#### SELECTED PASSAGE:

Devils Food Chocolate Cake (Printer-Friendly)

An ultra-moist chocolate dessert featuring intense cocoa and silky, fluffy buttercream frosting.

# What You’ll Need:

→ Cake

01 - 1 3/4 cups all-purpose flour
02 - 3/4 cup unsweetened Dutch-processed cocoa powder
03 - 2 cups granulated sugar
04 - 1 1/2 teaspoons baking powder
05 - 1 1/2 teaspoons baking soda
06 - 1 teaspoon fine sea salt
07 - 2 large eggs, room temperature
08 - 1 cup whole milk, room temperature
09 - 1/2 cup vegetable oil
10 - 2 teaspoons pure vanilla extract
11 - 1 cup boiling water

→ Chocolate Frosting

12 - 1 cup unsalted butter, softened
13 - 3 1/2 cups powdered sugar, sifted
14 - 1 cup unsweetened cocoa powder
15 - 1/2 cup whole milk, plus more as needed
16 - 2 teaspoons pure vanilla extract
17 - 1/2 teaspoon fine sea salt

# How to Make It:

01 - Preheat oven to 350°F. Grease and line two 9-inch round cake pans with parchment paper.
02 - Sift together flour, cocoa powder, sugar, baking powder, baking soda, and salt in a large bowl.
03 - Add eggs, milk, vegetable oil, and vanilla extract to dry ingredients. Mix on medium speed until just combined.
04 - Reduce mixer speed to low and gradually pour in boiling water. Stir until batter is smooth and thin.
05 - Divide batter evenly between the prepared pans. Bake for 28 to 32 minutes or until a toothpick inserted comes out clean.

#### WORK ORDER:
According to the devil's food cake recipe, how long should the cake bake?

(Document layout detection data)

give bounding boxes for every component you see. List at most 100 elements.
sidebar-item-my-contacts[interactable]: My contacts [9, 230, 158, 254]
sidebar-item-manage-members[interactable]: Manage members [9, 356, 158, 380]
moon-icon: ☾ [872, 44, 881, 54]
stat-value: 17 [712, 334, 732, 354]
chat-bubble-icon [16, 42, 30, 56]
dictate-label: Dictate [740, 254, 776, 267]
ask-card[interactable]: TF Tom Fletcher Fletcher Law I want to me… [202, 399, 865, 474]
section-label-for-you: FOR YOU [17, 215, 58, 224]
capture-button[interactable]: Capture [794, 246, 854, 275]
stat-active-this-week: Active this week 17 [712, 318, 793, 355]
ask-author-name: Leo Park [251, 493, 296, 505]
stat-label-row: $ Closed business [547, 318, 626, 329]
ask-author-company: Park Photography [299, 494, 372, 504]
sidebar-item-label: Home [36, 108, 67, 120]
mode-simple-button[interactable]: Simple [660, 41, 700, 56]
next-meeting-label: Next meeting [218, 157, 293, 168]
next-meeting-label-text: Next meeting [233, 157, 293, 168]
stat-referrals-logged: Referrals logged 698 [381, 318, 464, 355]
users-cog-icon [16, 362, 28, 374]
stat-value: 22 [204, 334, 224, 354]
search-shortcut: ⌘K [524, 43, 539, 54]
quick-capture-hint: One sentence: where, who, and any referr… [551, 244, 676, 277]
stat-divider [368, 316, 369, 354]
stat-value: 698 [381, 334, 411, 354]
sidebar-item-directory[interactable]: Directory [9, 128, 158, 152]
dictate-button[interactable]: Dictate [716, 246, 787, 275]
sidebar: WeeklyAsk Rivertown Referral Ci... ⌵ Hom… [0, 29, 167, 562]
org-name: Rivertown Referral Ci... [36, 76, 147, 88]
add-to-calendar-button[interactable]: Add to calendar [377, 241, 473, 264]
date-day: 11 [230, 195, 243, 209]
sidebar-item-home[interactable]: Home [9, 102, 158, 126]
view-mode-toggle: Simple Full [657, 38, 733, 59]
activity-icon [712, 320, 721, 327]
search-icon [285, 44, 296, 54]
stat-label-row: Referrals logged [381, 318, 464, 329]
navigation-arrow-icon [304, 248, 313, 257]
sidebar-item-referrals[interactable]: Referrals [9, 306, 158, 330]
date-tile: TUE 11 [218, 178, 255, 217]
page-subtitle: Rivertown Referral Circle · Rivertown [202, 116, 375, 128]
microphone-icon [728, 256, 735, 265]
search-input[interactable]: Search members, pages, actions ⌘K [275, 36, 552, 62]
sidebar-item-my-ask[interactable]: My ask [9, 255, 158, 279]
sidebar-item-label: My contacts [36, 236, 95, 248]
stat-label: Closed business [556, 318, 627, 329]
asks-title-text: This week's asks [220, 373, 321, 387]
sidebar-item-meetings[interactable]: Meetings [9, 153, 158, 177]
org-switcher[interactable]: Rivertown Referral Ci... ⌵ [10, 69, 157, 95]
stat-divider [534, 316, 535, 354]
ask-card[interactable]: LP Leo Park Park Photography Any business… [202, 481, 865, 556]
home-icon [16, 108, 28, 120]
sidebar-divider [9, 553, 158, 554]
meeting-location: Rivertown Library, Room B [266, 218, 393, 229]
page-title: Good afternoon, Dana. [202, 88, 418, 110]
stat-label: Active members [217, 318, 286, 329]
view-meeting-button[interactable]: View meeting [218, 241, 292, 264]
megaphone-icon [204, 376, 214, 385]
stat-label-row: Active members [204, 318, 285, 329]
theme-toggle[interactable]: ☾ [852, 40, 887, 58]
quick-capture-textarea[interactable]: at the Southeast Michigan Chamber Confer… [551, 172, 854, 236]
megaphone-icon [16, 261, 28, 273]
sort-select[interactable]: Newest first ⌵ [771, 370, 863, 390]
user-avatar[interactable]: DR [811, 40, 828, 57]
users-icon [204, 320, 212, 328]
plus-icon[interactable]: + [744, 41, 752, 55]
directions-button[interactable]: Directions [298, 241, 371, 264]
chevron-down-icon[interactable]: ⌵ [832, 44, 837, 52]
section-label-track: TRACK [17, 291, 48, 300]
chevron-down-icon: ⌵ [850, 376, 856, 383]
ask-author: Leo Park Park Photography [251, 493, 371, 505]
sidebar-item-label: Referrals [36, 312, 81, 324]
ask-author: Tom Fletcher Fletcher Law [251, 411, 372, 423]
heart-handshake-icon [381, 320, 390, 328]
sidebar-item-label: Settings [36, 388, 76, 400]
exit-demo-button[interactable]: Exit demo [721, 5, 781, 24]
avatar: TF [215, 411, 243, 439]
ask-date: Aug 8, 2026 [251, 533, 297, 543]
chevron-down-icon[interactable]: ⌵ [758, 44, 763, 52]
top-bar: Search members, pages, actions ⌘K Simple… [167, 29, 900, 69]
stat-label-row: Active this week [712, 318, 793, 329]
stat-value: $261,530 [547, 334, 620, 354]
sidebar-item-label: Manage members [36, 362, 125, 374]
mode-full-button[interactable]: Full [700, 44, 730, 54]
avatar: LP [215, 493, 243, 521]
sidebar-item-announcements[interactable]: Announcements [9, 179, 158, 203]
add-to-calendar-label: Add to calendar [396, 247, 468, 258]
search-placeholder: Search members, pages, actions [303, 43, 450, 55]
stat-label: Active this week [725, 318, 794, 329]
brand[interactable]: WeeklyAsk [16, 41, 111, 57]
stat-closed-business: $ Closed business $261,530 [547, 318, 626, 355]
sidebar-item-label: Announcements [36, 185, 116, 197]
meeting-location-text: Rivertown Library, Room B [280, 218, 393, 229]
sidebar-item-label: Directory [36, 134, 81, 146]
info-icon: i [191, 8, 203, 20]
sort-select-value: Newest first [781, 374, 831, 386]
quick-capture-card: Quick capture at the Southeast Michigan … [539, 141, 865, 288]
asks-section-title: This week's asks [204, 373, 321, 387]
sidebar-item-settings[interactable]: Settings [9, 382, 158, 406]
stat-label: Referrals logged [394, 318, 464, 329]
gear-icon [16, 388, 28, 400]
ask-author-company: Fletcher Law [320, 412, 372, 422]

#### RESULT BELOW:
28 to 32 minutes, or until a toothpick inserted comes out clean.